> Your objective
Give only the number of lines below that contain the word "JSON".

> Records for the task
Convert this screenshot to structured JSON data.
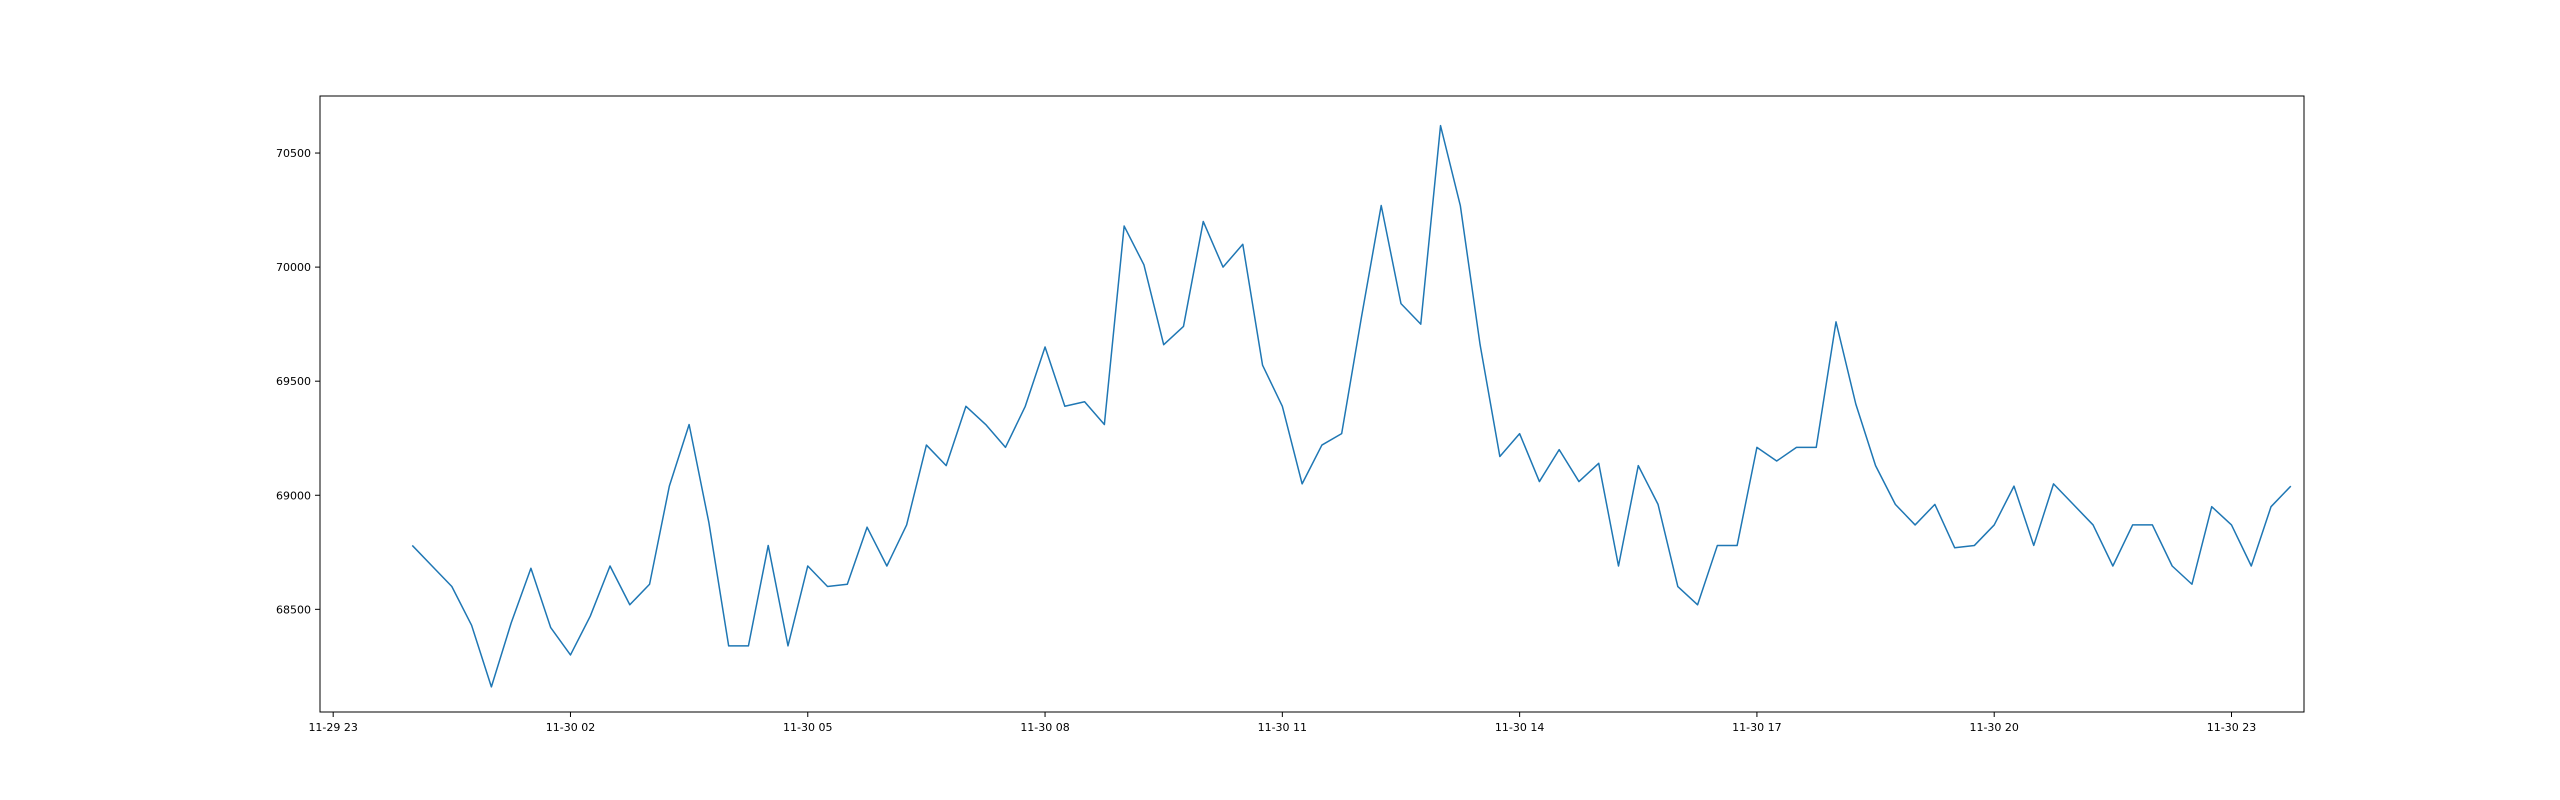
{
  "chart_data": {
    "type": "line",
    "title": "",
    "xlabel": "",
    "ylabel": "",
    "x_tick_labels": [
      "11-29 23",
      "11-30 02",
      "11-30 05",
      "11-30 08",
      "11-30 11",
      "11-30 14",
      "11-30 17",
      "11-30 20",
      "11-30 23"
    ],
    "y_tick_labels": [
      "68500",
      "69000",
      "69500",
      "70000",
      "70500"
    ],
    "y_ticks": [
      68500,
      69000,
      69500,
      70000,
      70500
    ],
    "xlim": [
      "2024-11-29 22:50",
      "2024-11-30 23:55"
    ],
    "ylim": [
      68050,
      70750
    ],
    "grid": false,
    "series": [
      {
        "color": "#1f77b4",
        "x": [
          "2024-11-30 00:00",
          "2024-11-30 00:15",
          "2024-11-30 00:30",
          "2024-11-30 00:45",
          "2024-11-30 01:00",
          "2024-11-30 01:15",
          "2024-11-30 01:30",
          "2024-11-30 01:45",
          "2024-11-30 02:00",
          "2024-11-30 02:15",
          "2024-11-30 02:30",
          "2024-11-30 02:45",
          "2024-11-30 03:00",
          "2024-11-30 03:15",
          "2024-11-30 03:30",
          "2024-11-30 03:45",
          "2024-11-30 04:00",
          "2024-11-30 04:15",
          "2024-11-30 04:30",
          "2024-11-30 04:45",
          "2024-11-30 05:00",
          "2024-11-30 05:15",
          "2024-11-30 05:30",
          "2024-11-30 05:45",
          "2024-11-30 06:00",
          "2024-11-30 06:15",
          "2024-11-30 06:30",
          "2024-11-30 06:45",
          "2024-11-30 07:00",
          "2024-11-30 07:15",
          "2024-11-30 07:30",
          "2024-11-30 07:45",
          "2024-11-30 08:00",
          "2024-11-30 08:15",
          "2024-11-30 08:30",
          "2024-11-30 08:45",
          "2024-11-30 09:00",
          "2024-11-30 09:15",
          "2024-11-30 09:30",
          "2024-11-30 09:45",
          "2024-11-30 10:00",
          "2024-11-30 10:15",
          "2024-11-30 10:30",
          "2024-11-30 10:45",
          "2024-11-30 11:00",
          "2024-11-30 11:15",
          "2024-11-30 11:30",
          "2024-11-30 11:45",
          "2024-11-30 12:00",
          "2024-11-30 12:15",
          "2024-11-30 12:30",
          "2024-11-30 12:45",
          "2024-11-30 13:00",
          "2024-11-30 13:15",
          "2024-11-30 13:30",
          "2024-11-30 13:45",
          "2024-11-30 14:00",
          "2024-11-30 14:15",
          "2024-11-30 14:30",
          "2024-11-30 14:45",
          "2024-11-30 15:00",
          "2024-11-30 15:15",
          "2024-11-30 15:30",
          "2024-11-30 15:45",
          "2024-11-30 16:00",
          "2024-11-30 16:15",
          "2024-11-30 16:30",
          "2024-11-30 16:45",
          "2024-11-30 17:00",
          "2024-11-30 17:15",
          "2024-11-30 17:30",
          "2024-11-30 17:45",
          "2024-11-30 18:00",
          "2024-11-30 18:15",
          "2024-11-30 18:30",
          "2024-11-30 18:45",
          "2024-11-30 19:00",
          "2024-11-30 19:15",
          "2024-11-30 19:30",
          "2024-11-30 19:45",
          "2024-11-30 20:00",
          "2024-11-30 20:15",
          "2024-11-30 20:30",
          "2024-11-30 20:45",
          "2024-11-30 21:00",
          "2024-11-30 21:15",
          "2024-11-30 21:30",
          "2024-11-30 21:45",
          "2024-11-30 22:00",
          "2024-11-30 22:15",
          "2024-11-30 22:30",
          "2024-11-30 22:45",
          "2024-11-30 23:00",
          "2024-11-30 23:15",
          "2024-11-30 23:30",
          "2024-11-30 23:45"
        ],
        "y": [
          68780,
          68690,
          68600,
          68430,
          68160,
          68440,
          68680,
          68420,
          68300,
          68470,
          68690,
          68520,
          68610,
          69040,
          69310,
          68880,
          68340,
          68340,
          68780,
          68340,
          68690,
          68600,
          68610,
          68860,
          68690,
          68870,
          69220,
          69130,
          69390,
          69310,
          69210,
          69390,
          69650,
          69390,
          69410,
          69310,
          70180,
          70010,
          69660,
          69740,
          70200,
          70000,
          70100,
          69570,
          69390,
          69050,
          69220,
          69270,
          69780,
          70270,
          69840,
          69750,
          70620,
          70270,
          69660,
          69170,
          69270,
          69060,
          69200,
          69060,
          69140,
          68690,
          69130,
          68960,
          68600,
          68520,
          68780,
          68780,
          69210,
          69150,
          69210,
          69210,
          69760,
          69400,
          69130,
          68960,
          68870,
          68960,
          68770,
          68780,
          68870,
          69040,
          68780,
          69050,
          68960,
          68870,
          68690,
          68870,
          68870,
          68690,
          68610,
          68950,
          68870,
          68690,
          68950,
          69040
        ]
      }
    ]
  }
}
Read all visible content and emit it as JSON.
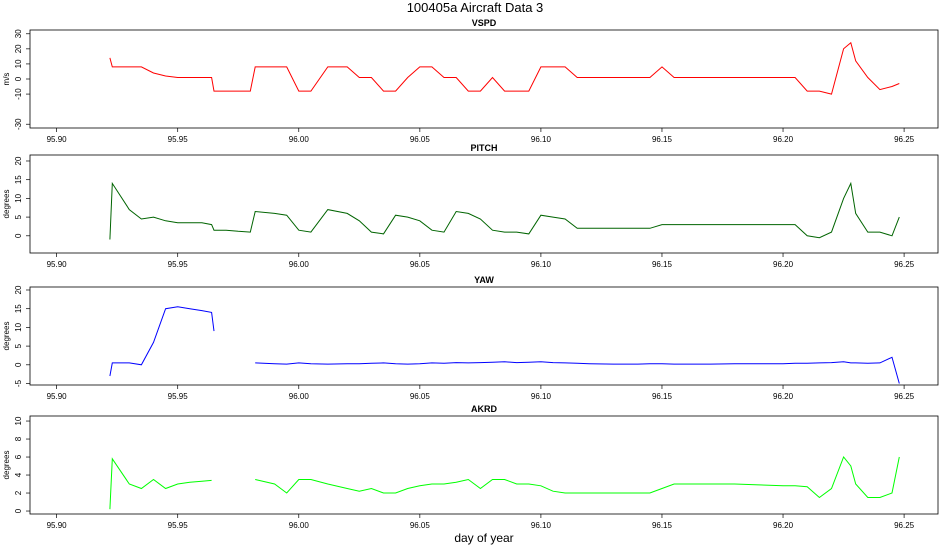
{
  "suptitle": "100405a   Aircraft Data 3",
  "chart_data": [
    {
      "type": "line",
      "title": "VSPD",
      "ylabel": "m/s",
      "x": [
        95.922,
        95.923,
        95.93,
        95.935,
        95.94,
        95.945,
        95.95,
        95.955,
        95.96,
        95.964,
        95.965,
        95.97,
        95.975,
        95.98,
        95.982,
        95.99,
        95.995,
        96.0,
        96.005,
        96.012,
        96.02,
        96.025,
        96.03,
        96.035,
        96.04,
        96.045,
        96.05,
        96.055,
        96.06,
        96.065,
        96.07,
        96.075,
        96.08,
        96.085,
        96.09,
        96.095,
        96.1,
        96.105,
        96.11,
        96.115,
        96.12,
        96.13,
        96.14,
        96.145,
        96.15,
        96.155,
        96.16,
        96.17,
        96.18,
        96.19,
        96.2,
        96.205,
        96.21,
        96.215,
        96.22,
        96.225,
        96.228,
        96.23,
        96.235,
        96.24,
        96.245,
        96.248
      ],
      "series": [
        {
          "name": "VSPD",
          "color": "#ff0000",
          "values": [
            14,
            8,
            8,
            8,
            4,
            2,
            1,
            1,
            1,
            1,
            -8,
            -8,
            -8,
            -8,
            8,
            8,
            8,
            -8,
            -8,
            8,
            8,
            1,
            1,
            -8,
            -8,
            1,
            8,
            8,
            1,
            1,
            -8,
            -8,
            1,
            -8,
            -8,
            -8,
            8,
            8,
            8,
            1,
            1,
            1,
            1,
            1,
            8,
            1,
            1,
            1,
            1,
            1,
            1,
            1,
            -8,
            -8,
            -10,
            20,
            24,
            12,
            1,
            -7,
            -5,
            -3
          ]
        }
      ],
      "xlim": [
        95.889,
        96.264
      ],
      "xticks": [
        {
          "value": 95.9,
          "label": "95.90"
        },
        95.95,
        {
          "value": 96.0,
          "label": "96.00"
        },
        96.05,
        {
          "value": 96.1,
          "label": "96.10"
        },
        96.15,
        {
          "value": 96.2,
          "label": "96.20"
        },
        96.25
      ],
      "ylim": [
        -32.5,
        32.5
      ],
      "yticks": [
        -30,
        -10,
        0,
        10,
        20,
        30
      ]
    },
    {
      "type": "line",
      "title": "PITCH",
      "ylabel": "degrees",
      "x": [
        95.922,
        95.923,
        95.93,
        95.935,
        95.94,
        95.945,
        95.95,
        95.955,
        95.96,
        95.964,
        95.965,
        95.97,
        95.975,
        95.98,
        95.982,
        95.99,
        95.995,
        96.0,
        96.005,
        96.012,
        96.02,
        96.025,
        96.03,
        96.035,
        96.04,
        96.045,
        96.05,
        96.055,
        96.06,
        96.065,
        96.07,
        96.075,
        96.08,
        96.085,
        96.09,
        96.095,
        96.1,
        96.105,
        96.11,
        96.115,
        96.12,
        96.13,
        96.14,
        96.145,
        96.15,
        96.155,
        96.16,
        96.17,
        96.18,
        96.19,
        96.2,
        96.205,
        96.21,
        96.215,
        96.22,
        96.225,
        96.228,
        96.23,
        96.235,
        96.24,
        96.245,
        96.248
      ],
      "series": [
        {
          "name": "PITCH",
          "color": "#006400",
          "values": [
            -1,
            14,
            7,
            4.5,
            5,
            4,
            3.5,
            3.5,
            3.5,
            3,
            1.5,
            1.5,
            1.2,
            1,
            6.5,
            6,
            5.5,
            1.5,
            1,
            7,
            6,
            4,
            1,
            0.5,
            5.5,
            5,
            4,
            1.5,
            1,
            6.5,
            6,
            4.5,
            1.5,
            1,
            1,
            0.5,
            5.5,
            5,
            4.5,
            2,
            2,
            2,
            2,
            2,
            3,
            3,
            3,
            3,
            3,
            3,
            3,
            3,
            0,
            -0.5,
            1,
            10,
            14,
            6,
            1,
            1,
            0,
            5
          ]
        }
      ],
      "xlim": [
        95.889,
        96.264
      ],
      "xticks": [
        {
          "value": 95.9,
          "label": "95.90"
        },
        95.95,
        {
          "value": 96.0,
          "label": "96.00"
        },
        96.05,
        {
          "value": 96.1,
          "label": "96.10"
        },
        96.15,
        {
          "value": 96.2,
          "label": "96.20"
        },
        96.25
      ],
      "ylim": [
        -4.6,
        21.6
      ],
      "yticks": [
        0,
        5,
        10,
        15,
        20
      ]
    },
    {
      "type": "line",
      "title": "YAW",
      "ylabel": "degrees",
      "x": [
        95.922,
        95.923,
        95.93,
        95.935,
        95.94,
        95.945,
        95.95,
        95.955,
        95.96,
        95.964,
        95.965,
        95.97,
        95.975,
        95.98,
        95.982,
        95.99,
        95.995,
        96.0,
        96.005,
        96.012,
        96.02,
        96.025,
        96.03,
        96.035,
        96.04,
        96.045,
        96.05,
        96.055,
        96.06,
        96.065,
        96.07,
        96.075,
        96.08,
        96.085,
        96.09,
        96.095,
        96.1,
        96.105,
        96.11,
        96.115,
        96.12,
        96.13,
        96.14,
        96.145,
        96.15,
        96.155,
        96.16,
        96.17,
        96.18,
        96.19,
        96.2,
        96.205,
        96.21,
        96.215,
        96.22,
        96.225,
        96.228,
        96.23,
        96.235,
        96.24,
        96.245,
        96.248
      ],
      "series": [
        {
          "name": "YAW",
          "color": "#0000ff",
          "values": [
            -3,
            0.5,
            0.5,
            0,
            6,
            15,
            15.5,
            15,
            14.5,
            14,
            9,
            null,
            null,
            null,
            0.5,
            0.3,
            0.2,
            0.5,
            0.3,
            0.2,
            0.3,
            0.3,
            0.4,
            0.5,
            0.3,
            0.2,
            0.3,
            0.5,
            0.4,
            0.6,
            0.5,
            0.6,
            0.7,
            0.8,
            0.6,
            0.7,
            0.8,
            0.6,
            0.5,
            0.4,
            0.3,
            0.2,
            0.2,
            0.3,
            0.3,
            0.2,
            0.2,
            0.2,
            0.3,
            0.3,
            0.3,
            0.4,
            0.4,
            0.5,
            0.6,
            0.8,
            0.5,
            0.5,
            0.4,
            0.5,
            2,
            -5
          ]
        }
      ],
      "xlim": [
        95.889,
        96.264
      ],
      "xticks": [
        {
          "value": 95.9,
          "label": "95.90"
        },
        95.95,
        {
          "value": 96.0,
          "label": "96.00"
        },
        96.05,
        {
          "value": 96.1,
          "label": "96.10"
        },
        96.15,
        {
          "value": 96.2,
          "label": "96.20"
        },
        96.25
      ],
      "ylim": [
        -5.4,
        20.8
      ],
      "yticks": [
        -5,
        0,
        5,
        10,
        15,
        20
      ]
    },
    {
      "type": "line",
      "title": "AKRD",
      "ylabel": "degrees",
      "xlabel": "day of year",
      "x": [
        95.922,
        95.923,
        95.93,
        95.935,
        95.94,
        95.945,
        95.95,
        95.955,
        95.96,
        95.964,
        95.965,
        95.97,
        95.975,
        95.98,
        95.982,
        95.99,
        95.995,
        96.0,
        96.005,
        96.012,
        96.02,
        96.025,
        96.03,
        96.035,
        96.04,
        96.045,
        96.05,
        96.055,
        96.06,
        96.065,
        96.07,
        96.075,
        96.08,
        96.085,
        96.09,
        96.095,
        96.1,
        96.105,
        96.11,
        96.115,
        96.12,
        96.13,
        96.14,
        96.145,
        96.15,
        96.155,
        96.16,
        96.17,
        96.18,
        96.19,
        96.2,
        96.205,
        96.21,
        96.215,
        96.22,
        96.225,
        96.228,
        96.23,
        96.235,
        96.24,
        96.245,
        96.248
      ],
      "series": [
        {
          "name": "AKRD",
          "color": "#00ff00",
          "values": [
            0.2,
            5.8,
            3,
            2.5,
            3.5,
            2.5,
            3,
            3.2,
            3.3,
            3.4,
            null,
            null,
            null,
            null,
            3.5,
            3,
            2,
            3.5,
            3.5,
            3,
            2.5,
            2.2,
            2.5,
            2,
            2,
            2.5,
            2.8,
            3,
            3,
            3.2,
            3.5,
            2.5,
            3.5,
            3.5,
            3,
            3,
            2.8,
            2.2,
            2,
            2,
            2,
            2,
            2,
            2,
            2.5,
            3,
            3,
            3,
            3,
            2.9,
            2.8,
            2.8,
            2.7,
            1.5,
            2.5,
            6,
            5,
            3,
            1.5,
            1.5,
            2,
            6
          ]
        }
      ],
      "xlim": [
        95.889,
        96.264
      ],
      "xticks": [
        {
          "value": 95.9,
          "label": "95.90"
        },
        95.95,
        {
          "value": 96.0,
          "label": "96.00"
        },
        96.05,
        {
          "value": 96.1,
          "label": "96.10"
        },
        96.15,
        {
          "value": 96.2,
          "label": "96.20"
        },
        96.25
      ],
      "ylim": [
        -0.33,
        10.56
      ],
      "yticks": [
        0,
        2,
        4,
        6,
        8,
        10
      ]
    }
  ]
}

> Exercise answer
2